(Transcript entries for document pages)

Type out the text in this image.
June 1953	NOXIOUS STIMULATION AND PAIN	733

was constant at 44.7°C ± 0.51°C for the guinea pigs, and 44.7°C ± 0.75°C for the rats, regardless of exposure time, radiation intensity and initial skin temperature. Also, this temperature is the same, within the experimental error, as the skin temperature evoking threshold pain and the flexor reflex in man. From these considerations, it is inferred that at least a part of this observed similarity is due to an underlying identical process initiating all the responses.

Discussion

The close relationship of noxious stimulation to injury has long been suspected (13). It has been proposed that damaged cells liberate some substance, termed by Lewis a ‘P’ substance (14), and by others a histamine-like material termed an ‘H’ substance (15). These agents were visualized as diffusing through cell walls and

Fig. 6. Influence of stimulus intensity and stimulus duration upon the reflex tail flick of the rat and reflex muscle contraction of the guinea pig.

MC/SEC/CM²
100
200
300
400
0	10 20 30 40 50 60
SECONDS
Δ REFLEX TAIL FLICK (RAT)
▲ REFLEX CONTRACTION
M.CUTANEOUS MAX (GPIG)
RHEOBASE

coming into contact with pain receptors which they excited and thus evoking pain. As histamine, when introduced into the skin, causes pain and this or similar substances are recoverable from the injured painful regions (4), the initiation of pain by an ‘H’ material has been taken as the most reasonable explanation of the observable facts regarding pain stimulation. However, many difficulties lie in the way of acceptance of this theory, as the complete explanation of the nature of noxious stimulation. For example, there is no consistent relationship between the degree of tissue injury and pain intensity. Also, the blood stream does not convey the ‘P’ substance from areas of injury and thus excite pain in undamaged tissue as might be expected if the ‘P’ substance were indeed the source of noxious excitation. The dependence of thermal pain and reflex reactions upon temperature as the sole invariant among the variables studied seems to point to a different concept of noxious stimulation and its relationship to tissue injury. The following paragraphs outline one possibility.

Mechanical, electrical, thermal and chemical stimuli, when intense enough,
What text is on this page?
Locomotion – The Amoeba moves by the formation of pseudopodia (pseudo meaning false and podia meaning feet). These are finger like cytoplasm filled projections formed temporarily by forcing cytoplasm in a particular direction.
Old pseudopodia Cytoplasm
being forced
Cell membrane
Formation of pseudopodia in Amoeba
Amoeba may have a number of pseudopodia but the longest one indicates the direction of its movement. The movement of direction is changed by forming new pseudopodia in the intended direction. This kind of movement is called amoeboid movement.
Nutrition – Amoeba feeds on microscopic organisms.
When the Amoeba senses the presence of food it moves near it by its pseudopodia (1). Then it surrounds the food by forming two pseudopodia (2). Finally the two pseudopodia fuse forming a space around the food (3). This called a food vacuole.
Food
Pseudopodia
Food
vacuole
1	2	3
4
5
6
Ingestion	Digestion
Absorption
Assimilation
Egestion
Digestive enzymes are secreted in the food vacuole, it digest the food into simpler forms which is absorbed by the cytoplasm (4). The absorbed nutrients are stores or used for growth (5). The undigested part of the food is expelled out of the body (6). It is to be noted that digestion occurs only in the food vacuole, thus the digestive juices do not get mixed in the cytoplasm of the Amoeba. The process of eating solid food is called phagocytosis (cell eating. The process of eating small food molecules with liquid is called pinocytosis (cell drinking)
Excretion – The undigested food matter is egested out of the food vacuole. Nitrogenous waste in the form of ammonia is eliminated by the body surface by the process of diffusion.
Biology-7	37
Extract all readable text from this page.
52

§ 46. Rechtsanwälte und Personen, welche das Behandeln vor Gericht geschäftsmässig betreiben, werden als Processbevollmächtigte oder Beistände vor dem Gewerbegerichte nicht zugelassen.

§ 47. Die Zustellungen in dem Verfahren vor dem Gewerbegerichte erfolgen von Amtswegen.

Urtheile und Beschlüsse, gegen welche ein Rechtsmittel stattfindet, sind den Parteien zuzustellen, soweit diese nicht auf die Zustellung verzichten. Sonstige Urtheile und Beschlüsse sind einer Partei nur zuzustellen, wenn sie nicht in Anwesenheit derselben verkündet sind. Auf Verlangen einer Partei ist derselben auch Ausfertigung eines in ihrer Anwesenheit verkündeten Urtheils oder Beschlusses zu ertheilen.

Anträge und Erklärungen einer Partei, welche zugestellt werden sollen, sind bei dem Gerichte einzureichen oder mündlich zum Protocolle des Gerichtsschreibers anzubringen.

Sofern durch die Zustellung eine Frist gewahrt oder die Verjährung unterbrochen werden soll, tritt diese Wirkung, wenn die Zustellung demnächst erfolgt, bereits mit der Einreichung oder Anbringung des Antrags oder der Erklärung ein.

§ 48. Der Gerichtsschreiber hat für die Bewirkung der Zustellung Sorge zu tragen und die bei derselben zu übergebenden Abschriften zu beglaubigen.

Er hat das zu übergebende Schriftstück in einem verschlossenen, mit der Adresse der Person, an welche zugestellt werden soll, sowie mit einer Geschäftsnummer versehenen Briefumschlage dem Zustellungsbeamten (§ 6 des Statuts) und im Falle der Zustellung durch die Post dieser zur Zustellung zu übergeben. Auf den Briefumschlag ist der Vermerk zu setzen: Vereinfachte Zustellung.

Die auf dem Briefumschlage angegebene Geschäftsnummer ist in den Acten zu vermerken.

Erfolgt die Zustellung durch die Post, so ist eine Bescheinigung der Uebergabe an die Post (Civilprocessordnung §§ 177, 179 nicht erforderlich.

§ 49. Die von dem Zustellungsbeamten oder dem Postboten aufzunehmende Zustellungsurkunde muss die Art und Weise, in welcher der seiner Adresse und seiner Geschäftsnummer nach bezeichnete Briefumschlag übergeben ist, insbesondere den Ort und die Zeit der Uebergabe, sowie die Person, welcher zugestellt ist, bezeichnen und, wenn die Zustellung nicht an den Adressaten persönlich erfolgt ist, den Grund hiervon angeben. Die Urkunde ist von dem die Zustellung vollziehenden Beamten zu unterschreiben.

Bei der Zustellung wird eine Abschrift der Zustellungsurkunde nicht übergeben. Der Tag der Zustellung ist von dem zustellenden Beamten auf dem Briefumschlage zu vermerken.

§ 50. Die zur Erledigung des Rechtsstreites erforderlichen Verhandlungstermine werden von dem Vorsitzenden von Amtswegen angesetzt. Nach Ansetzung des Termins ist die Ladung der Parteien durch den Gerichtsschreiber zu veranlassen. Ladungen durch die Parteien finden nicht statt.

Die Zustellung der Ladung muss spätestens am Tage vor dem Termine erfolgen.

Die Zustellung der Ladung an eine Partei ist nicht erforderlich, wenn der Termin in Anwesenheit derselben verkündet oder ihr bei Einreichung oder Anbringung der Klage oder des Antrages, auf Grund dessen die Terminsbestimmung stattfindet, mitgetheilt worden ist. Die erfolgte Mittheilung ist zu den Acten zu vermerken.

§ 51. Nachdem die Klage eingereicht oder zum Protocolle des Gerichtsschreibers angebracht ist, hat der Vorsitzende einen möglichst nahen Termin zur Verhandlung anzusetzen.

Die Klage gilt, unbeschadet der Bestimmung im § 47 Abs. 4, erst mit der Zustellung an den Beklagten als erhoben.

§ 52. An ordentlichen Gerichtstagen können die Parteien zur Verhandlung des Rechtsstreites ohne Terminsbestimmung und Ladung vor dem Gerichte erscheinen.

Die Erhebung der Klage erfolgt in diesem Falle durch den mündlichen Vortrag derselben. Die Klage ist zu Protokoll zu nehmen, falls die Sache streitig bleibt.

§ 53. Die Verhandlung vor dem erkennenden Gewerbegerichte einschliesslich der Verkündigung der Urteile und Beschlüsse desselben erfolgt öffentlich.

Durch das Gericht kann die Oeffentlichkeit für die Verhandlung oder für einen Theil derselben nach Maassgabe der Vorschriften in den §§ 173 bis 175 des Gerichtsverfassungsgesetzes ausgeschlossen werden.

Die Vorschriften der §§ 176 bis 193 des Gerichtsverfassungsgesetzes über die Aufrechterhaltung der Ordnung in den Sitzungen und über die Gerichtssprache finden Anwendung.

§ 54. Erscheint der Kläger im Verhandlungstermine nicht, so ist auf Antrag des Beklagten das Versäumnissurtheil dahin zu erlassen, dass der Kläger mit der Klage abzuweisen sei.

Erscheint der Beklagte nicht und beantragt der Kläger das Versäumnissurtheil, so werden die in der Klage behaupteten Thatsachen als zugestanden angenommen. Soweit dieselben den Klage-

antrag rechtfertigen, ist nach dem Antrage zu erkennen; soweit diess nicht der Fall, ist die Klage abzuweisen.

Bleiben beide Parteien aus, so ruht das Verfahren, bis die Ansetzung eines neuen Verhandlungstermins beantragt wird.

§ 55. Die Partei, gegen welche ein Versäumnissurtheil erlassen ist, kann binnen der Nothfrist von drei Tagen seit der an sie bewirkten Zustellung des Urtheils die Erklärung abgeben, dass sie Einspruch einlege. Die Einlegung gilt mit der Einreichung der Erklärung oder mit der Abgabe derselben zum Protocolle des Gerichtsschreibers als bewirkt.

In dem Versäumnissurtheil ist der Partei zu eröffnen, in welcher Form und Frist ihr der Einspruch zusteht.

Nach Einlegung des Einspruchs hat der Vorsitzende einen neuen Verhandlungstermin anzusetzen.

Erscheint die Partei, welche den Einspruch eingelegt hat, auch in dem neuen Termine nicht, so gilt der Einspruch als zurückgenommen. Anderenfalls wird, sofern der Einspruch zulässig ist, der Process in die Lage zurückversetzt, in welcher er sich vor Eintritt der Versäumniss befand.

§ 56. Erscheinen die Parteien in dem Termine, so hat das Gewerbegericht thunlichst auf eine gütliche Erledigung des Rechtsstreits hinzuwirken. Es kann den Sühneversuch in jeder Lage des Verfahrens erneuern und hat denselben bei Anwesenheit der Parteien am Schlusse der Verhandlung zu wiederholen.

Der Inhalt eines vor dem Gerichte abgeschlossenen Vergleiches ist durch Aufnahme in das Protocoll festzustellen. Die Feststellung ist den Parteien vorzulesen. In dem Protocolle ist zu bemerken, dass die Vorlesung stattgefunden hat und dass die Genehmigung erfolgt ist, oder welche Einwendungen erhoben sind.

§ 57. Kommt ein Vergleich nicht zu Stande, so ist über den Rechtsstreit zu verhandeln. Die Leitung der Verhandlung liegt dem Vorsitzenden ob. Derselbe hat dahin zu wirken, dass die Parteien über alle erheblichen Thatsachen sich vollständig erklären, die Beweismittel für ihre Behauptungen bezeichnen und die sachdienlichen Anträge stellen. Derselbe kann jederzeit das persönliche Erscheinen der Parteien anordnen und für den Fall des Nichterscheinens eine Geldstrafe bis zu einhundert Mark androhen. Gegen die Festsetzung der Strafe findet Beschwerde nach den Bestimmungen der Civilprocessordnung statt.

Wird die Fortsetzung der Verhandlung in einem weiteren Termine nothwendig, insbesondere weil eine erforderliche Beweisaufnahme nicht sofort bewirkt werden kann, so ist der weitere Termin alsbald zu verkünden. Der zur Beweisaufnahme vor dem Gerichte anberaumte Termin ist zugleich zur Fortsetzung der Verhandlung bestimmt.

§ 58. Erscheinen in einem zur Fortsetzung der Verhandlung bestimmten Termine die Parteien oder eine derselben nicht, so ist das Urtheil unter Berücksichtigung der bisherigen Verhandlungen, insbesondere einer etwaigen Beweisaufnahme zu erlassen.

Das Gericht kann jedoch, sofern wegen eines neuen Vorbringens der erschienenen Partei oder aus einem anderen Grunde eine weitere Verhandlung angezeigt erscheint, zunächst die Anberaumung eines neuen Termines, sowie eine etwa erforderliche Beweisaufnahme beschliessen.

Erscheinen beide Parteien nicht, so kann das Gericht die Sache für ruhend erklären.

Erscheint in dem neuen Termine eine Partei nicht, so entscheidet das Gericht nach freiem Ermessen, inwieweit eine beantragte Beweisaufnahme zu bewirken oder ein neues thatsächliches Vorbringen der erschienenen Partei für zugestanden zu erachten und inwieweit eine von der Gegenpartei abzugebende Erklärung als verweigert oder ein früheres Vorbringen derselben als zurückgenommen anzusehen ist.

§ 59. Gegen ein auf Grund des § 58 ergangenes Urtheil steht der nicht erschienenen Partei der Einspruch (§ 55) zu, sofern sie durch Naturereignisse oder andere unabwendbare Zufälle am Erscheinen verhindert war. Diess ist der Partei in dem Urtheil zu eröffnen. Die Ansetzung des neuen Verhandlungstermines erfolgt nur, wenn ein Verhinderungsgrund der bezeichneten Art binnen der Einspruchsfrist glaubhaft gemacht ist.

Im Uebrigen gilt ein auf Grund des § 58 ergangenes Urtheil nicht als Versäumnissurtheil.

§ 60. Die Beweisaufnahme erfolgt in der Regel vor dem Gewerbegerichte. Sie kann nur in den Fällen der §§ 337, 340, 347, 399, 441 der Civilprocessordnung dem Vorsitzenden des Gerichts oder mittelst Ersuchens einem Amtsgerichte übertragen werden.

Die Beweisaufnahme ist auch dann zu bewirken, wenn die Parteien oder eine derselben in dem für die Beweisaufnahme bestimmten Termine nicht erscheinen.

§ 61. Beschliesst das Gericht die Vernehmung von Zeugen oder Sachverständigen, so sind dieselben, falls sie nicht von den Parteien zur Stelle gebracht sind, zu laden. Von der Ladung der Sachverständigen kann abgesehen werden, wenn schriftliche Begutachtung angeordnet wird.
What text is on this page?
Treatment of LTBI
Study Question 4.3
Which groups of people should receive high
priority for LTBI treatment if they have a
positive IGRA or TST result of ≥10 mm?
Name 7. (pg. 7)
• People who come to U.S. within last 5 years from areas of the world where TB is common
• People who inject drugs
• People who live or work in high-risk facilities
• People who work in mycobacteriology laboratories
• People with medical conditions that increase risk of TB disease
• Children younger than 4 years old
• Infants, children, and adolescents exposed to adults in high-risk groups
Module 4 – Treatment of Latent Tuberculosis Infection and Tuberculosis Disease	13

Exercise prompt
Filter the records above for lines containing the word "ergangenes", and copy those lines.

Exercise output
§ 59. Gegen ein auf Grund des § 58 ergangenes Urtheil steht der nicht erschienenen Partei der Einspruch (§ 55) zu, sofern sie durch Naturereignisse oder andere unabwendbare Zufälle am Erscheinen verhindert war. Diess ist der Partei in dem Urtheil zu eröffnen. Die Ansetzung des neuen Verhandlungstermines erfolgt nur, wenn ein Verhinderungsgrund der bezeichneten Art binnen der Einspruchsfrist glaubhaft gemacht ist.
Im Uebrigen gilt ein auf Grund des § 58 ergangenes Urtheil nicht als Versäumnissurtheil.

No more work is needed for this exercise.